(Fragmento del documento)
Después de una semana en el hospital, nuestro hijo regresó a casa. Con la ayuda del personal sanitario todo resultaba fácil. Pero ahora su salud era de nuestra entera responsabilidad. Los primeros días fueron de caos y de angustia. Las pautas de administración de insulina son variables. Dependen de infinidad de factores, pero sobre todo de la alimentación y de la actividad física. Resulta doloroso concienciar a un muchacho de siete años de que se ha convertido en un enfermo crónico, y de que su bienestar dependerá de su capacidad para aprender a controlar la enfermedad. A partir de ahora, y para siempre, el niño va a tener que guardar una dieta estricta, con un escrupuloso cálculo de las calorías y los hidratos de carbono. El control de la glucemia antes y después de las comidas nos dará la pauta para la correcta administración de la insulina, pero esto supone un mínimo de tres análisis cada día. La insulina sólo puede administrarse por medio de inyecciones, entre dos y cinco diarias, lo que resulta engorroso para cualquiera, pero especialmente para un niño o un adolescente. Una dosis excesiva puede provocar una hipoglucemia, situación de riesgo que se puede agravar rápidamente hasta provocar la pérdida del conocimiento, convulsiones y hasta daños cerebrales. El ejercicio físico es fundamental. Pero demasiado ejercicio o una ingesta insuficiente de hidratos de carbono pueden saldarse también con una hipoglucemia. Traten de imaginar lo que todo esto supone: un auténtico laberinto de cifras, jeringuillas, agujas, tiras reactivas, maquinitas medidoras, cálculos, curvas glucémicas y docenas de cosas más. A pesar de todo, lo que de verdad importa es que nuestro hijo está a punto de cumplir 14 años y es un muchacho sano y feliz que vive una vida normal. Se puede vivir con diabetes. Y éste es el mensaje que deben recibir aquellas familias cuyos hijos acaban de debutar en la enfermedad, la mejor fórmula para vencer el miedo y la angustia del principio.
Las modernas variedades de insulina y las nuevas formas de administrarla han ayudado a mejorar la vida de los enfermos, sobre todo de los niños y adolescentes. La investigación con células-madre es una esperanza a medio plazo. Pero la diabetes se ha convertido en un enorme problema sanitario, por lo que las soluciones no deben venir únicamente de la ciencia, sino de la sociedad en su conjunto. La masificación de nuestro sistema sanitario es un gran obstáculo. Sólo un porcentaje reducido de niños diabéticos reciben bombas de insulina de la sanidad pública, aunque éstas sean un valiosísimo aliado para que la vida de estos chicos se parezca lo más posible a la de un niño sano. Además de la mejora de la asistencia sanitaria y de las presentaciones, las familias con hijos diabéticos precisamos de la ayuda de los colegios, pues en ellos transcurre buena parte de la jornada de nuestros hijos. Los profesores y el resto del personal deben aprender a reconocer las situaciones de riesgo y actuar de la forma adecuada. Por desgracia, aún queda mucho por hacer. A veces las familias nos sentimos solas y desprotegidas, incluso abandonadas a nuestra suerte. Hoy, 14 de noviembre, se celebra el Día Mundial de la Diabetes. Sirva esta columna como humilde intento de mejorar el conocimiento social de esta enfermedad, quizás el único modo de empezar a vencerla.

(Datos sin procesar)
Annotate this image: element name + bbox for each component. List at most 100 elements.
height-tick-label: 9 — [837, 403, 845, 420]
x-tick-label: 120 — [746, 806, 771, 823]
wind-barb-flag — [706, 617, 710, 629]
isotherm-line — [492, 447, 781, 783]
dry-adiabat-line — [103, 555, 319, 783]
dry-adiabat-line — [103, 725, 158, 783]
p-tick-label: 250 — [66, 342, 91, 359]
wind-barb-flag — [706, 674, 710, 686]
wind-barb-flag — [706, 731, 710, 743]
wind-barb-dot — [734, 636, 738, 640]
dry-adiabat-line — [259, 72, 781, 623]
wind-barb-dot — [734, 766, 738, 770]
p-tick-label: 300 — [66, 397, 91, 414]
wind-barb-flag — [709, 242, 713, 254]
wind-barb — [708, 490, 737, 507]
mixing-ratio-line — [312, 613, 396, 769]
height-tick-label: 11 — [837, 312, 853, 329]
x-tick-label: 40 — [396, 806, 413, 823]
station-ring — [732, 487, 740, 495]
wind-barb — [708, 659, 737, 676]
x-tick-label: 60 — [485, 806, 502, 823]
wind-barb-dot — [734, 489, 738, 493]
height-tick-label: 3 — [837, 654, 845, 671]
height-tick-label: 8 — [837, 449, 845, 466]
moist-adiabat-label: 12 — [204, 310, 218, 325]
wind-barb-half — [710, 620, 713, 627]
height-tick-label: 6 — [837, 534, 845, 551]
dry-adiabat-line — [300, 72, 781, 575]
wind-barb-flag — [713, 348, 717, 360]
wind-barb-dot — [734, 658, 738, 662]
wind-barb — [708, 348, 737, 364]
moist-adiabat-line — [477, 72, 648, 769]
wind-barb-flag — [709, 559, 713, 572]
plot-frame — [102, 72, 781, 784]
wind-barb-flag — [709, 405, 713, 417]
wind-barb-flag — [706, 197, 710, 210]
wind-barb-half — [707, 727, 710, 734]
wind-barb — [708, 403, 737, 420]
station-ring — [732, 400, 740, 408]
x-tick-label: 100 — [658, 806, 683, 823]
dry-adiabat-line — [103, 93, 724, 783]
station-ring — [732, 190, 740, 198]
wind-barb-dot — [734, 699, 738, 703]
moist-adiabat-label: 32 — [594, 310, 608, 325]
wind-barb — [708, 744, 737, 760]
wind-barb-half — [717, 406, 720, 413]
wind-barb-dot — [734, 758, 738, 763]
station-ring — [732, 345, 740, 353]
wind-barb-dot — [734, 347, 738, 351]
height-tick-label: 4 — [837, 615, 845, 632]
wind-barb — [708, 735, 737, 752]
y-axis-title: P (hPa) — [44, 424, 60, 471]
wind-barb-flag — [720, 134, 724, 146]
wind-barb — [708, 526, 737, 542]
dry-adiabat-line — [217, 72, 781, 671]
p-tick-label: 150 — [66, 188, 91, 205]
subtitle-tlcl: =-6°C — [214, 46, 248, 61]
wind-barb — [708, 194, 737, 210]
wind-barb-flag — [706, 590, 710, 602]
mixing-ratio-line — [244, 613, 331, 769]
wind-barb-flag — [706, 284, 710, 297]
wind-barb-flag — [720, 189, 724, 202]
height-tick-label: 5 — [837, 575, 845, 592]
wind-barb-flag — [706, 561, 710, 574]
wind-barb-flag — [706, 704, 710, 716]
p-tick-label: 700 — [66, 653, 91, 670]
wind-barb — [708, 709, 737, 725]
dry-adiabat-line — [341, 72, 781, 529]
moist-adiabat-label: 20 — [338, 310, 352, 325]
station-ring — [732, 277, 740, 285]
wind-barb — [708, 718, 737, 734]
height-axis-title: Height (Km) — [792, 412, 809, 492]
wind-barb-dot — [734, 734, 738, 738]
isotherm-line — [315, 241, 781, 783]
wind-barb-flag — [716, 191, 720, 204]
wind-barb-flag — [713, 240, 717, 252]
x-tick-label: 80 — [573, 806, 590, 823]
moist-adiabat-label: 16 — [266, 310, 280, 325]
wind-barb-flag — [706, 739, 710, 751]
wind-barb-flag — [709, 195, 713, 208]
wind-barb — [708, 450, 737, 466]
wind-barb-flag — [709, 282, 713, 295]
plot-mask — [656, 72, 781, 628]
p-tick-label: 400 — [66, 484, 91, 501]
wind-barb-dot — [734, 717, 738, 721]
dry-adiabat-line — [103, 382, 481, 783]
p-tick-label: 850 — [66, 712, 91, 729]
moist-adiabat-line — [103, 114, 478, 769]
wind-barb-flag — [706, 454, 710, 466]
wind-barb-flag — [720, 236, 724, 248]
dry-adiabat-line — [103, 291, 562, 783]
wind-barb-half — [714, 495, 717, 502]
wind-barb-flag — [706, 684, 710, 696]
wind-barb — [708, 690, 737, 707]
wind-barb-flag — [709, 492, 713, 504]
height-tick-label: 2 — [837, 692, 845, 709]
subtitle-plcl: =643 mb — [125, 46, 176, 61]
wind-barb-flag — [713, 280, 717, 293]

(Sobre la tarea)
Según la columna sobre la diabetes, ¿cuántos análisis al día supone como mínimo el control de la glucemia? No hace falta consultar los registros.

(Solución desarrollada)
Supone un mínimo de tres análisis cada día.